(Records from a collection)
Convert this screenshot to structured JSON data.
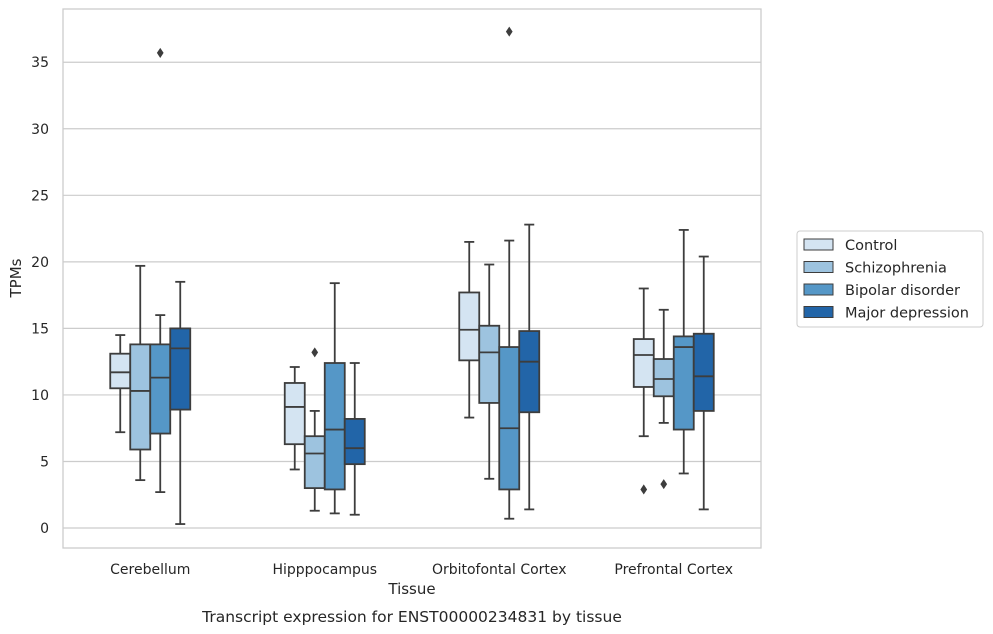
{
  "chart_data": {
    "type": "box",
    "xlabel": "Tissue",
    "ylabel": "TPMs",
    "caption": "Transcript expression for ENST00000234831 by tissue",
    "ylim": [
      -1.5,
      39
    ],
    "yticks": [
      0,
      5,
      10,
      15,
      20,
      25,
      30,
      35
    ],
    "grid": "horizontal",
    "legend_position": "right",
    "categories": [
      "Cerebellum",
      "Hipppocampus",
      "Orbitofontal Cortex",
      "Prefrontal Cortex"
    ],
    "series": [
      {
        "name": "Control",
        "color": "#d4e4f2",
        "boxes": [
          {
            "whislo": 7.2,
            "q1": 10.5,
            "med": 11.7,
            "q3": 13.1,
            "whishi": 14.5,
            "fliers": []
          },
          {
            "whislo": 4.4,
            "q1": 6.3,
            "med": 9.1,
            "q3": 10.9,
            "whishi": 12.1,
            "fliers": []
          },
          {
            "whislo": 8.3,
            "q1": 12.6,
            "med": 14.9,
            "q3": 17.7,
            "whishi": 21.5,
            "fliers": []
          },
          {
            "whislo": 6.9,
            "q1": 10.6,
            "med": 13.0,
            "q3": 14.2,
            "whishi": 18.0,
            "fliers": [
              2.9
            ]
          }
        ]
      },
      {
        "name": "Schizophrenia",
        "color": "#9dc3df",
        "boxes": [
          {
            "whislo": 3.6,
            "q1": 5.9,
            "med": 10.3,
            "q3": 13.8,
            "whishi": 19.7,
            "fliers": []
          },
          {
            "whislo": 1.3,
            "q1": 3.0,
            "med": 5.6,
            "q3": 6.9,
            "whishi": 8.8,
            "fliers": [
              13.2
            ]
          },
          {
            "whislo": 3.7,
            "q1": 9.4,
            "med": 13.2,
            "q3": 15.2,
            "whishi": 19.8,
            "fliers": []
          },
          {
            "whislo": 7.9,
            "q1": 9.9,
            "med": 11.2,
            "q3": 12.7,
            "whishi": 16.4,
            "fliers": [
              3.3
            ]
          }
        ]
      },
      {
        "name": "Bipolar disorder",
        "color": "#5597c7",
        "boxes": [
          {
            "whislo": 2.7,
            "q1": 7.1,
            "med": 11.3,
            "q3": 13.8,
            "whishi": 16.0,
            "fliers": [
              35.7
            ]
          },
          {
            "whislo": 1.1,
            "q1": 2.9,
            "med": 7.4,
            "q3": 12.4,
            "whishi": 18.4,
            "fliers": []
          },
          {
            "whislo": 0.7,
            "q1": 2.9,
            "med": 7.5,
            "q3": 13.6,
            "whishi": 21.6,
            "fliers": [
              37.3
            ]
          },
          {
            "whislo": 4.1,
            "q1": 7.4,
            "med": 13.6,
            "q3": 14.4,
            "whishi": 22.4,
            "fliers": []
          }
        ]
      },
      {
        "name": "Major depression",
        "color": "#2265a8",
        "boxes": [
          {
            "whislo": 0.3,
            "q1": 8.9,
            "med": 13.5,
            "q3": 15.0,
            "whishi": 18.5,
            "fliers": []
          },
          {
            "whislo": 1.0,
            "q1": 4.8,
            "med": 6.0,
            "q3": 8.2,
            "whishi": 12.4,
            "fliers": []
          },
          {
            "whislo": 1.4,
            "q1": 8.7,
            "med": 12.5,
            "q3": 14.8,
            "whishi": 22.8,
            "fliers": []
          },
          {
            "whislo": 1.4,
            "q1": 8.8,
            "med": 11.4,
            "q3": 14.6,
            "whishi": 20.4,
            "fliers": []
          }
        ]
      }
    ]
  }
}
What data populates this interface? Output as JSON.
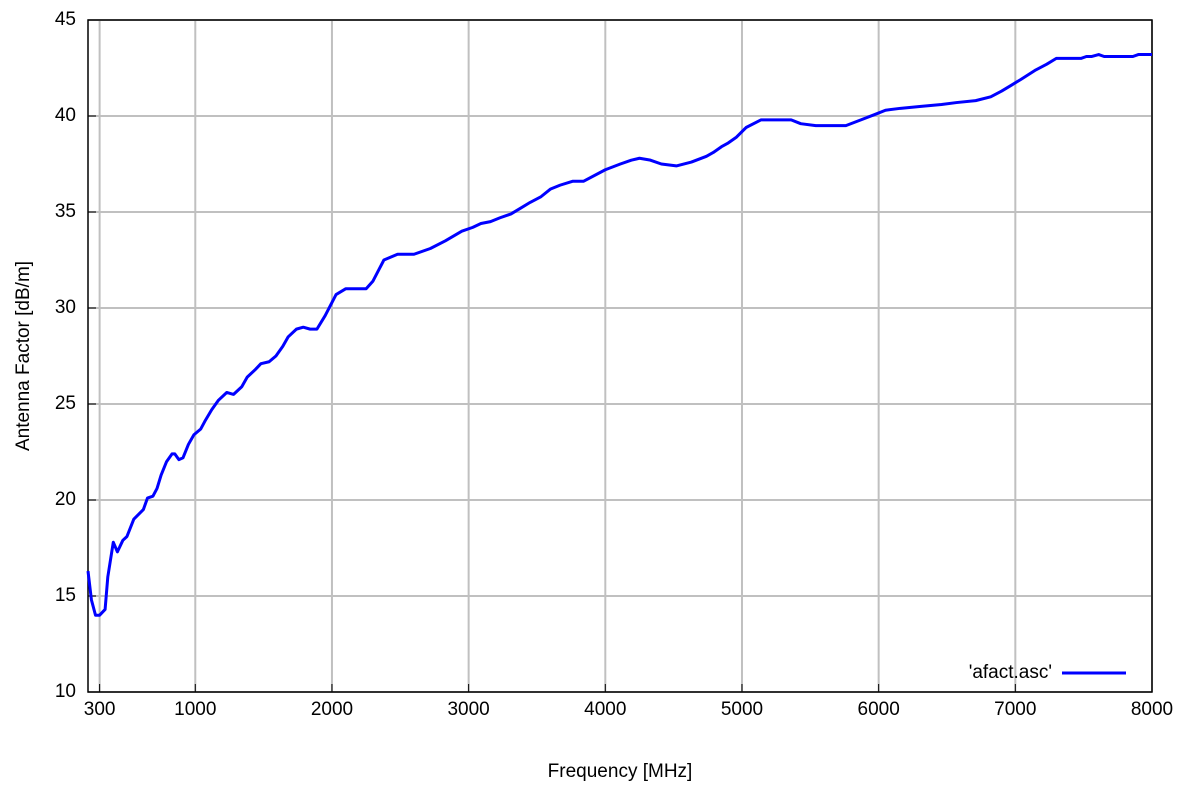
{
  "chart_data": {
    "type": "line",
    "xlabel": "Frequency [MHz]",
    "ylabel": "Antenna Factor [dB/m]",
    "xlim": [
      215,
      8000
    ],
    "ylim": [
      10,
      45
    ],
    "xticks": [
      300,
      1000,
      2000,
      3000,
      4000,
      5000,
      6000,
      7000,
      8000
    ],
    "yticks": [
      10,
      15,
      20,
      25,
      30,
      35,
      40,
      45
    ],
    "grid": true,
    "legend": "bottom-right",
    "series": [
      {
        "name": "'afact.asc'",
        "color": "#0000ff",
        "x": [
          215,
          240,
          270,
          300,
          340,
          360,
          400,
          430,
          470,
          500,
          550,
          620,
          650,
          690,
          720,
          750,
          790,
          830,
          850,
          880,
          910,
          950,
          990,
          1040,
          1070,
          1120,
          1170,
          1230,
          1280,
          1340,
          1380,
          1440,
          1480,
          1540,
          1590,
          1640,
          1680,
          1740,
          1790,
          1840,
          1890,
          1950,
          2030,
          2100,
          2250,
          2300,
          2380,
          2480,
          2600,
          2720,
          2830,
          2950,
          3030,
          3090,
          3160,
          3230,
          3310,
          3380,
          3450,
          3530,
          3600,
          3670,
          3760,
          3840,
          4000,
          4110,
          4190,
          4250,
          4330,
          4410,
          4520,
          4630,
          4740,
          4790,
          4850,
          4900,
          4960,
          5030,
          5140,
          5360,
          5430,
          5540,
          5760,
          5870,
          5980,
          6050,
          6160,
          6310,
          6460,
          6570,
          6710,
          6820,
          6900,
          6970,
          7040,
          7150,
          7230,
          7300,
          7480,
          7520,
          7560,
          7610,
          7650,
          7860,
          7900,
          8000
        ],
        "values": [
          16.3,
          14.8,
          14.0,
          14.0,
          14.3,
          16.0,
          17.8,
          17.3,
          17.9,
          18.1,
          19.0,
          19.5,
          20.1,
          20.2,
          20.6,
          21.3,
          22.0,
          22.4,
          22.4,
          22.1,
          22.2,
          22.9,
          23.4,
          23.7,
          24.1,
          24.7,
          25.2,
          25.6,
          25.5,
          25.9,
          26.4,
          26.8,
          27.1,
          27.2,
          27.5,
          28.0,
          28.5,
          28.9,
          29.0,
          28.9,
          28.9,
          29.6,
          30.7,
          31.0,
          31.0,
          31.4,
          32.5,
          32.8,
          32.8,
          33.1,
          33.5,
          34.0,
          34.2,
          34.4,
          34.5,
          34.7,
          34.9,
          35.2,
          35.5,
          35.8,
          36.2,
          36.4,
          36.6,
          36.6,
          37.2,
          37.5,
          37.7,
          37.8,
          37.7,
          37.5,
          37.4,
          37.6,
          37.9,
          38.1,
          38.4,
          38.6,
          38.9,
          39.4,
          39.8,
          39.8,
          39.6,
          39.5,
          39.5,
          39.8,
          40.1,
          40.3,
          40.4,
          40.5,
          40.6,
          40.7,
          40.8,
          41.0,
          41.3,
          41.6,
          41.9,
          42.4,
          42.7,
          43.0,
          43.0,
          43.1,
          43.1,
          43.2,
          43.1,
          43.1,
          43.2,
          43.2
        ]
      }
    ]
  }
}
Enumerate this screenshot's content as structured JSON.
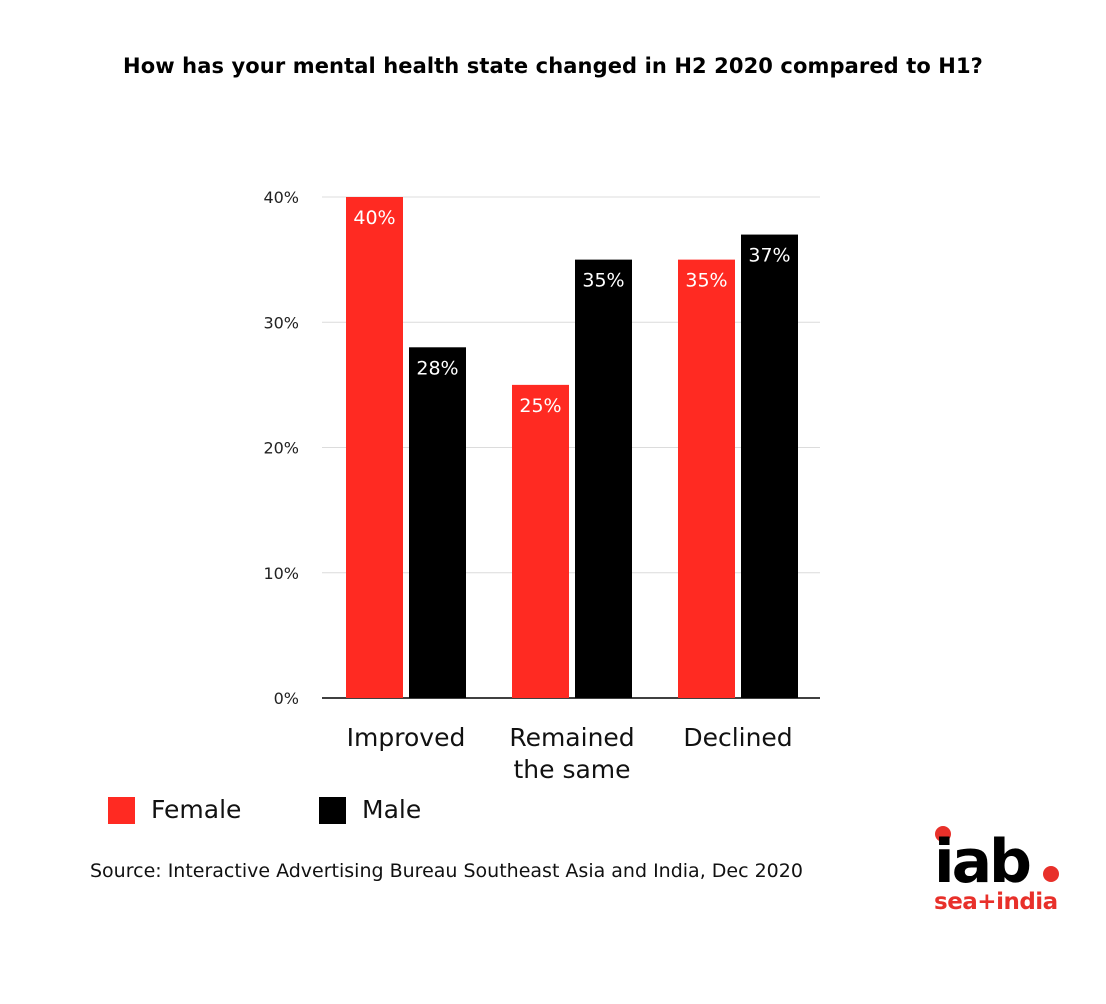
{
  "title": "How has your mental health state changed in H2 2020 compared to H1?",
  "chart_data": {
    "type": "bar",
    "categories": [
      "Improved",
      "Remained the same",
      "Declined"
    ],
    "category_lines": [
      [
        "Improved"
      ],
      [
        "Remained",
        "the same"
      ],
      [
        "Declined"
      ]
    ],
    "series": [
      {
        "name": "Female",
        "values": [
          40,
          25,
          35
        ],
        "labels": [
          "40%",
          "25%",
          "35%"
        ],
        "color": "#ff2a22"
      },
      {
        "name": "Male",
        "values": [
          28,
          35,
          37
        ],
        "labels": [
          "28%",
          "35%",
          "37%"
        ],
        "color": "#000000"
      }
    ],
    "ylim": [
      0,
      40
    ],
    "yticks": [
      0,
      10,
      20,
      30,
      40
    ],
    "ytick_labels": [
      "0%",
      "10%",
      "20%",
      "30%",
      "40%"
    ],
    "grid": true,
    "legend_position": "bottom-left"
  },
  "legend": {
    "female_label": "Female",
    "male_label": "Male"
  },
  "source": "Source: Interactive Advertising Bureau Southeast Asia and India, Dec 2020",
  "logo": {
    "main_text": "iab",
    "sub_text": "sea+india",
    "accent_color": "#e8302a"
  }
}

**What you need to do:**
The lines to write out run from the one containing "Enumerate this screenshot's" through the final line of the material above, both included; write them out exactly, with no pictures.

**Answer to the problem:**
Enumerate this screenshot's content as structured JSON.
{
  "title": "How has your mental health state changed in H2 2020 compared to H1?",
  "chart_data": {
    "type": "bar",
    "categories": [
      "Improved",
      "Remained the same",
      "Declined"
    ],
    "category_lines": [
      [
        "Improved"
      ],
      [
        "Remained",
        "the same"
      ],
      [
        "Declined"
      ]
    ],
    "series": [
      {
        "name": "Female",
        "values": [
          40,
          25,
          35
        ],
        "labels": [
          "40%",
          "25%",
          "35%"
        ],
        "color": "#ff2a22"
      },
      {
        "name": "Male",
        "values": [
          28,
          35,
          37
        ],
        "labels": [
          "28%",
          "35%",
          "37%"
        ],
        "color": "#000000"
      }
    ],
    "ylim": [
      0,
      40
    ],
    "yticks": [
      0,
      10,
      20,
      30,
      40
    ],
    "ytick_labels": [
      "0%",
      "10%",
      "20%",
      "30%",
      "40%"
    ],
    "grid": true,
    "legend_position": "bottom-left"
  },
  "legend": {
    "female_label": "Female",
    "male_label": "Male"
  },
  "source": "Source: Interactive Advertising Bureau Southeast Asia and India, Dec 2020",
  "logo": {
    "main_text": "iab",
    "sub_text": "sea+india",
    "accent_color": "#e8302a"
  }
}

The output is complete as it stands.